■ Exercise objective ■
Which lines contain the word "text"? Return each of them as written.

[Stored entries]
==*==

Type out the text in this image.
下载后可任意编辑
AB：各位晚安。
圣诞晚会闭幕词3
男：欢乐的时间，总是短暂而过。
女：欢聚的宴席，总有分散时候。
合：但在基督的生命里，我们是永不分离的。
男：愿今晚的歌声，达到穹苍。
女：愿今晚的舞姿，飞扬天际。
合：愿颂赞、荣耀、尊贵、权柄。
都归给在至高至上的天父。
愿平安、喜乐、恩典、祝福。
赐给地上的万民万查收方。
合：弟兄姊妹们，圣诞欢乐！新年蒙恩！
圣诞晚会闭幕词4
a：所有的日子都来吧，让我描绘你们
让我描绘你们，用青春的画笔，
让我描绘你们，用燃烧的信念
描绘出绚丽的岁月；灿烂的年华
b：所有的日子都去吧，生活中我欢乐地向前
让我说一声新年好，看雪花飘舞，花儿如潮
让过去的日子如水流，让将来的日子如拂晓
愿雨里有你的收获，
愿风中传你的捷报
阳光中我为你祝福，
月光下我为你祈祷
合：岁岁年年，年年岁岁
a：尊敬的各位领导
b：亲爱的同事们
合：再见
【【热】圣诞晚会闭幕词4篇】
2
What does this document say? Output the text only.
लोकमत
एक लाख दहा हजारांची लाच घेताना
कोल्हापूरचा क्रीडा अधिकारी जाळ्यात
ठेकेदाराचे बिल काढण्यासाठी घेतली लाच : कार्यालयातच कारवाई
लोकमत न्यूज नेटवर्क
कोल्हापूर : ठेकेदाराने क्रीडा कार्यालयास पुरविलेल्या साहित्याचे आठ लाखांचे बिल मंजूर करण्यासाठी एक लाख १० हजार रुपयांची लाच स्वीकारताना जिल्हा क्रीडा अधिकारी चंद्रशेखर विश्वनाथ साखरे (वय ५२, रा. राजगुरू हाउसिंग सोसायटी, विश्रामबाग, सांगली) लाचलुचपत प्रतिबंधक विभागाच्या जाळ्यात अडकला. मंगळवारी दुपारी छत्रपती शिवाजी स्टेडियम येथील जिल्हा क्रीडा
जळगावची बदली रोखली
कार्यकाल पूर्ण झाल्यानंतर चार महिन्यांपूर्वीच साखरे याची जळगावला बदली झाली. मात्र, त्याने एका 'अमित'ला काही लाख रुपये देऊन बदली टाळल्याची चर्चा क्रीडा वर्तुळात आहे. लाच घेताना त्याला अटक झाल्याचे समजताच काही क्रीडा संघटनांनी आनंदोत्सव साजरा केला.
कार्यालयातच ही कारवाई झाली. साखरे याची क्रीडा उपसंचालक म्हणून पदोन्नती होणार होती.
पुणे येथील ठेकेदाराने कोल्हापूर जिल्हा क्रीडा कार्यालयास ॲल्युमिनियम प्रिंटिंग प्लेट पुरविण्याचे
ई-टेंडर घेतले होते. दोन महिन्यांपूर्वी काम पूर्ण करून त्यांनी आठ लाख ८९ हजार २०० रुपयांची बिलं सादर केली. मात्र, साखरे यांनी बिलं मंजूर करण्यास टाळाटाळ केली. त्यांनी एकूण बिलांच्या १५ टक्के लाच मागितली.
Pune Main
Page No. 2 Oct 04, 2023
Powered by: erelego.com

==*==

■ Response below ■
Type out the text in this image.
What does this document say? Output the text only.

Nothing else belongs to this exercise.